(Record di layout)
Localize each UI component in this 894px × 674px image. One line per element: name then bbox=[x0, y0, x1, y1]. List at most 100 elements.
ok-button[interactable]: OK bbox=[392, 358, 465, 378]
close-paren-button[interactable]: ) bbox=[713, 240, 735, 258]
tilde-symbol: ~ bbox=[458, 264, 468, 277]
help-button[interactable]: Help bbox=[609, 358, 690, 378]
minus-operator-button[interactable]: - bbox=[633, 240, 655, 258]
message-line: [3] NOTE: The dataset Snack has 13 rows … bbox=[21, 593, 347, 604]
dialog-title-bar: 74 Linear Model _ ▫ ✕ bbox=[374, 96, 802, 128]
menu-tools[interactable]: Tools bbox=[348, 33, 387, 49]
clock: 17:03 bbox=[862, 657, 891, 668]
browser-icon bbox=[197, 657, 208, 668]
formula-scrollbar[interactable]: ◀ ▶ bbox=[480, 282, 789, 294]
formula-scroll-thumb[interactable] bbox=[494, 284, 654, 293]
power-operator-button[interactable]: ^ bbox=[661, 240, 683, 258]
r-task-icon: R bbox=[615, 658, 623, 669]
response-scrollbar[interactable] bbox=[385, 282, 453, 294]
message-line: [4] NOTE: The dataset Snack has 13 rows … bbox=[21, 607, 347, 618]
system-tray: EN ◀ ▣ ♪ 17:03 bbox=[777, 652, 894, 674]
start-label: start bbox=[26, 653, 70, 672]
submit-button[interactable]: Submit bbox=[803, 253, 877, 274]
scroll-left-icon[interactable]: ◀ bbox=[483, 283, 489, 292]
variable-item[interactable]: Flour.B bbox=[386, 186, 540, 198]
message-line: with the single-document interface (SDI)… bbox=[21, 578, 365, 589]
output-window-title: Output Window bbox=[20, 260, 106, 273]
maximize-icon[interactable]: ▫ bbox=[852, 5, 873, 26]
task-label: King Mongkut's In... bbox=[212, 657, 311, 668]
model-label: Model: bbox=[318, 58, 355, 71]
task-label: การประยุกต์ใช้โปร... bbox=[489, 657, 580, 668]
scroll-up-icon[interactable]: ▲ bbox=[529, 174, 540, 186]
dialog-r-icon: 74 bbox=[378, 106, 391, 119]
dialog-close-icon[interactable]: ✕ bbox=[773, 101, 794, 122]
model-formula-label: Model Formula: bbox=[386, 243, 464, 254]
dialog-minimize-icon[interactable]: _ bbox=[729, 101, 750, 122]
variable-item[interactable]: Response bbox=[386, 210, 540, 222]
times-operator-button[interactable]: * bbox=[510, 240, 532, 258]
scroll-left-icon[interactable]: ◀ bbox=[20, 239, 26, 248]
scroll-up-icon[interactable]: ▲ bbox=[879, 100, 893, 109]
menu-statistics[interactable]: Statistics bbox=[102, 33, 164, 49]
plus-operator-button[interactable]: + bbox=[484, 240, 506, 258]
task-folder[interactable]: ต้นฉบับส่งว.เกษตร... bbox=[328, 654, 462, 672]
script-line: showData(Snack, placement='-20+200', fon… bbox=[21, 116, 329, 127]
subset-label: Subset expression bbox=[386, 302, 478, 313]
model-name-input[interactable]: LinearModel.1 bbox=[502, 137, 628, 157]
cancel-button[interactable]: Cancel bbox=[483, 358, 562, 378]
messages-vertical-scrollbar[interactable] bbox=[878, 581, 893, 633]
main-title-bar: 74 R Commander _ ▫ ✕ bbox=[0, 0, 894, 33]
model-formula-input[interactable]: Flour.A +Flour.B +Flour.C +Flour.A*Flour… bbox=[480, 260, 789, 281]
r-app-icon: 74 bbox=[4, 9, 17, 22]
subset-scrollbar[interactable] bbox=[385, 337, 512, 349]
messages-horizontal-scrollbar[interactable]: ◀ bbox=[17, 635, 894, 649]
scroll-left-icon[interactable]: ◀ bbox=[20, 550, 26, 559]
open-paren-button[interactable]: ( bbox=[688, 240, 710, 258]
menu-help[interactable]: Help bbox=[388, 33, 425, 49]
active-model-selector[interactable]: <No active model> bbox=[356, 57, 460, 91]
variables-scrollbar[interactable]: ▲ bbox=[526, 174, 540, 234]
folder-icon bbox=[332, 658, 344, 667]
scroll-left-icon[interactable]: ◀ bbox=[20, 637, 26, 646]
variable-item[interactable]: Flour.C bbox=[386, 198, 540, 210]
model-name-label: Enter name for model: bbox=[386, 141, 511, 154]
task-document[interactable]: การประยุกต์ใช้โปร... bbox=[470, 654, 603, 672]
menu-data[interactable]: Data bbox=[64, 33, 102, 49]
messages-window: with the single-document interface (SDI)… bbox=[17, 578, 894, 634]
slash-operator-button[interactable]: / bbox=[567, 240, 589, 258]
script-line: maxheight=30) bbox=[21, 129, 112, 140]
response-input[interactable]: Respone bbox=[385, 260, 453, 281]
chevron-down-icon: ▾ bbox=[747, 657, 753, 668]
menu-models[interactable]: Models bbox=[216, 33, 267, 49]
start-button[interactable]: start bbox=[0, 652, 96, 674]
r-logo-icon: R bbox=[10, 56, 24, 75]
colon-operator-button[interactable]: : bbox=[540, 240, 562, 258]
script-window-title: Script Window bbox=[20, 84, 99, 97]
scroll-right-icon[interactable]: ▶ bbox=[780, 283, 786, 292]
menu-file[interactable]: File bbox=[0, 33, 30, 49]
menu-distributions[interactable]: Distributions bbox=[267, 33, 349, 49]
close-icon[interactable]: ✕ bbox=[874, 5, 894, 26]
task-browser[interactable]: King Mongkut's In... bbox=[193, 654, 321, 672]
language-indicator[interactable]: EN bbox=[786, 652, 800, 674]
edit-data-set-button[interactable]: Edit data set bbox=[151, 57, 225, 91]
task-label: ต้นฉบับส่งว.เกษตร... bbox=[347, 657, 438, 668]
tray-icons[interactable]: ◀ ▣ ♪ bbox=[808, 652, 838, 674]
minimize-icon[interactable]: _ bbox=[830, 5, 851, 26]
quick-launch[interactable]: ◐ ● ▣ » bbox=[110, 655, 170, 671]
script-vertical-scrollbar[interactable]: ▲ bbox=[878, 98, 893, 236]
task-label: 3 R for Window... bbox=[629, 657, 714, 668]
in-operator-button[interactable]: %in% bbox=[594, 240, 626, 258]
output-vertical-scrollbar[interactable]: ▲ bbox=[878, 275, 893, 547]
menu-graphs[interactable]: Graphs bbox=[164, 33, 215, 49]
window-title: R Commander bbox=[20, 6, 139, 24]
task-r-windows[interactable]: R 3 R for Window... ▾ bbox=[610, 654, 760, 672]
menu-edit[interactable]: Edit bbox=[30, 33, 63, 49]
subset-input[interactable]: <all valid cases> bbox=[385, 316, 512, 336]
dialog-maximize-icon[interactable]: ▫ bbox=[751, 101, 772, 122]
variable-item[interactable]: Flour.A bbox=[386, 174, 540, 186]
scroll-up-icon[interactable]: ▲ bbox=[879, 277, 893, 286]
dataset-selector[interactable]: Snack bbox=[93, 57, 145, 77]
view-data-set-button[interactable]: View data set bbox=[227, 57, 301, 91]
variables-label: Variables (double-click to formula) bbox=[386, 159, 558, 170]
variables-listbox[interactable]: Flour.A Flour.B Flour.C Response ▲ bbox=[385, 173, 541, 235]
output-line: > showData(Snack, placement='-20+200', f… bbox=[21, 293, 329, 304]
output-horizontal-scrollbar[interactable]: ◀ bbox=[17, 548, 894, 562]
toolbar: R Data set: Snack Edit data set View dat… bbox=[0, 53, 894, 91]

* Lavoro da svolgere *
Raccogli tutte le righe dei record che contengono la parola "dataset", tenendo conto di maiuscole e minuscole.

* Risposta corretta *
message-line: [3] NOTE: The dataset Snack has 13 rows … bbox=[21, 593, 347, 604]
message-line: [4] NOTE: The dataset Snack has 13 rows … bbox=[21, 607, 347, 618]
dataset-selector[interactable]: Snack bbox=[93, 57, 145, 77]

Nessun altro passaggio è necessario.